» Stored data
◇ ◇ ◇ ◇
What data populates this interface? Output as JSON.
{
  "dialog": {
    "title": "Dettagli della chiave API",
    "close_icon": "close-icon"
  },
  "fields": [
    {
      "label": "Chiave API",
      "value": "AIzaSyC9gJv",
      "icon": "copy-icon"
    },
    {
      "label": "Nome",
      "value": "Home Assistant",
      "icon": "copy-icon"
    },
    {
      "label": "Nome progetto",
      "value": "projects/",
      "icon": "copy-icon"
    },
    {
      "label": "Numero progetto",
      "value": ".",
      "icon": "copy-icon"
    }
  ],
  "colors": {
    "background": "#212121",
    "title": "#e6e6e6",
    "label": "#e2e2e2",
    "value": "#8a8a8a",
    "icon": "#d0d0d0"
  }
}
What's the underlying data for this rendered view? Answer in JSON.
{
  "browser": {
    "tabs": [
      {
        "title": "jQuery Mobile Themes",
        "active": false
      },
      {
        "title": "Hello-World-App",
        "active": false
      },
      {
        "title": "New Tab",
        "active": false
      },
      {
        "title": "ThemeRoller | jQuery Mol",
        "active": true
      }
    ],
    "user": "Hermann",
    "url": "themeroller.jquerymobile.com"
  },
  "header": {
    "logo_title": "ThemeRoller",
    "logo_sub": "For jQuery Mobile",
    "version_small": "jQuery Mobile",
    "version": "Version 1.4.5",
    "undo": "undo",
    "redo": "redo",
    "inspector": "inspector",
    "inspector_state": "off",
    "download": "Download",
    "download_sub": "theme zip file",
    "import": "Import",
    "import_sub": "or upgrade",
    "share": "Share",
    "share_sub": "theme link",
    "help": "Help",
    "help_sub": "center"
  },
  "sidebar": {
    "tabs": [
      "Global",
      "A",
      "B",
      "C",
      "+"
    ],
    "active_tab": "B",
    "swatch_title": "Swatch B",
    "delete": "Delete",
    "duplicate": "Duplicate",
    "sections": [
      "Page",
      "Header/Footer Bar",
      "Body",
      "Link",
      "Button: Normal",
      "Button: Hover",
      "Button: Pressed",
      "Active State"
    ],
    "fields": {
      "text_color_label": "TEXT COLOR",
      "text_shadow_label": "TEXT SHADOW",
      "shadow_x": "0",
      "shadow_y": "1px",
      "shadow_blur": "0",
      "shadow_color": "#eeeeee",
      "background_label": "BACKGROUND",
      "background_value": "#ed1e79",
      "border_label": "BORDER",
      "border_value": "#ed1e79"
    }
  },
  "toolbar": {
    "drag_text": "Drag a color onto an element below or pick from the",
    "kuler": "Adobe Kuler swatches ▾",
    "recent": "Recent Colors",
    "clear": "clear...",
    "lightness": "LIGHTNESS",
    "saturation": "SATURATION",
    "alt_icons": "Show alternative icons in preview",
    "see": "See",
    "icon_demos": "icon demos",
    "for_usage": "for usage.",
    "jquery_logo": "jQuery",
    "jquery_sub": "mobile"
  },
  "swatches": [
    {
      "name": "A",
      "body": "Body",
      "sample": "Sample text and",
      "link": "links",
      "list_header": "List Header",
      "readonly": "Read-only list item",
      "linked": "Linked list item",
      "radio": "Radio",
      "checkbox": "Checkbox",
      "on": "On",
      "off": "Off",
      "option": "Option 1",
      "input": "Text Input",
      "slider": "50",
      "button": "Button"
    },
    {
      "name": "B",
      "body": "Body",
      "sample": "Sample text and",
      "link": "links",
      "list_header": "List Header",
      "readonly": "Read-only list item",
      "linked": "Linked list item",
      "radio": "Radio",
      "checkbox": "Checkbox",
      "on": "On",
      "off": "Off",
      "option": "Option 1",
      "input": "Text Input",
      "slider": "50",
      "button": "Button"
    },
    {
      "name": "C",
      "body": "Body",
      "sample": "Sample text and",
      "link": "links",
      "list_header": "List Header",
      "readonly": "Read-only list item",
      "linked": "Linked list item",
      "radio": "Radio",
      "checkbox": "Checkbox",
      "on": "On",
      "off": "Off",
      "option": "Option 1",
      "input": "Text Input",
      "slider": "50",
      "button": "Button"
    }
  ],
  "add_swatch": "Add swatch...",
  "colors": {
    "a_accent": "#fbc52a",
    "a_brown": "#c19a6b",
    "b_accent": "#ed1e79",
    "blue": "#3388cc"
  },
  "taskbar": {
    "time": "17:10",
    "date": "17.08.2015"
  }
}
◇ ◇ ◇ ◇
» Set task
Repeat the data above, word for word.

» Response to the task
What data populates this interface? Output as JSON.
{
  "dialog": {
    "title": "Dettagli della chiave API",
    "close_icon": "close-icon"
  },
  "fields": [
    {
      "label": "Chiave API",
      "value": "AIzaSyC9gJv",
      "icon": "copy-icon"
    },
    {
      "label": "Nome",
      "value": "Home Assistant",
      "icon": "copy-icon"
    },
    {
      "label": "Nome progetto",
      "value": "projects/",
      "icon": "copy-icon"
    },
    {
      "label": "Numero progetto",
      "value": ".",
      "icon": "copy-icon"
    }
  ],
  "colors": {
    "background": "#212121",
    "title": "#e6e6e6",
    "label": "#e2e2e2",
    "value": "#8a8a8a",
    "icon": "#d0d0d0"
  }
}
What's the underlying data for this rendered view? Answer in JSON.
{
  "browser": {
    "tabs": [
      {
        "title": "jQuery Mobile Themes",
        "active": false
      },
      {
        "title": "Hello-World-App",
        "active": false
      },
      {
        "title": "New Tab",
        "active": false
      },
      {
        "title": "ThemeRoller | jQuery Mol",
        "active": true
      }
    ],
    "user": "Hermann",
    "url": "themeroller.jquerymobile.com"
  },
  "header": {
    "logo_title": "ThemeRoller",
    "logo_sub": "For jQuery Mobile",
    "version_small": "jQuery Mobile",
    "version": "Version 1.4.5",
    "undo": "undo",
    "redo": "redo",
    "inspector": "inspector",
    "inspector_state": "off",
    "download": "Download",
    "download_sub": "theme zip file",
    "import": "Import",
    "import_sub": "or upgrade",
    "share": "Share",
    "share_sub": "theme link",
    "help": "Help",
    "help_sub": "center"
  },
  "sidebar": {
    "tabs": [
      "Global",
      "A",
      "B",
      "C",
      "+"
    ],
    "active_tab": "B",
    "swatch_title": "Swatch B",
    "delete": "Delete",
    "duplicate": "Duplicate",
    "sections": [
      "Page",
      "Header/Footer Bar",
      "Body",
      "Link",
      "Button: Normal",
      "Button: Hover",
      "Button: Pressed",
      "Active State"
    ],
    "fields": {
      "text_color_label": "TEXT COLOR",
      "text_shadow_label": "TEXT SHADOW",
      "shadow_x": "0",
      "shadow_y": "1px",
      "shadow_blur": "0",
      "shadow_color": "#eeeeee",
      "background_label": "BACKGROUND",
      "background_value": "#ed1e79",
      "border_label": "BORDER",
      "border_value": "#ed1e79"
    }
  },
  "toolbar": {
    "drag_text": "Drag a color onto an element below or pick from the",
    "kuler": "Adobe Kuler swatches ▾",
    "recent": "Recent Colors",
    "clear": "clear...",
    "lightness": "LIGHTNESS",
    "saturation": "SATURATION",
    "alt_icons": "Show alternative icons in preview",
    "see": "See",
    "icon_demos": "icon demos",
    "for_usage": "for usage.",
    "jquery_logo": "jQuery",
    "jquery_sub": "mobile"
  },
  "swatches": [
    {
      "name": "A",
      "body": "Body",
      "sample": "Sample text and",
      "link": "links",
      "list_header": "List Header",
      "readonly": "Read-only list item",
      "linked": "Linked list item",
      "radio": "Radio",
      "checkbox": "Checkbox",
      "on": "On",
      "off": "Off",
      "option": "Option 1",
      "input": "Text Input",
      "slider": "50",
      "button": "Button"
    },
    {
      "name": "B",
      "body": "Body",
      "sample": "Sample text and",
      "link": "links",
      "list_header": "List Header",
      "readonly": "Read-only list item",
      "linked": "Linked list item",
      "radio": "Radio",
      "checkbox": "Checkbox",
      "on": "On",
      "off": "Off",
      "option": "Option 1",
      "input": "Text Input",
      "slider": "50",
      "button": "Button"
    },
    {
      "name": "C",
      "body": "Body",
      "sample": "Sample text and",
      "link": "links",
      "list_header": "List Header",
      "readonly": "Read-only list item",
      "linked": "Linked list item",
      "radio": "Radio",
      "checkbox": "Checkbox",
      "on": "On",
      "off": "Off",
      "option": "Option 1",
      "input": "Text Input",
      "slider": "50",
      "button": "Button"
    }
  ],
  "add_swatch": "Add swatch...",
  "colors": {
    "a_accent": "#fbc52a",
    "a_brown": "#c19a6b",
    "b_accent": "#ed1e79",
    "blue": "#3388cc"
  },
  "taskbar": {
    "time": "17:10",
    "date": "17.08.2015"
  }
}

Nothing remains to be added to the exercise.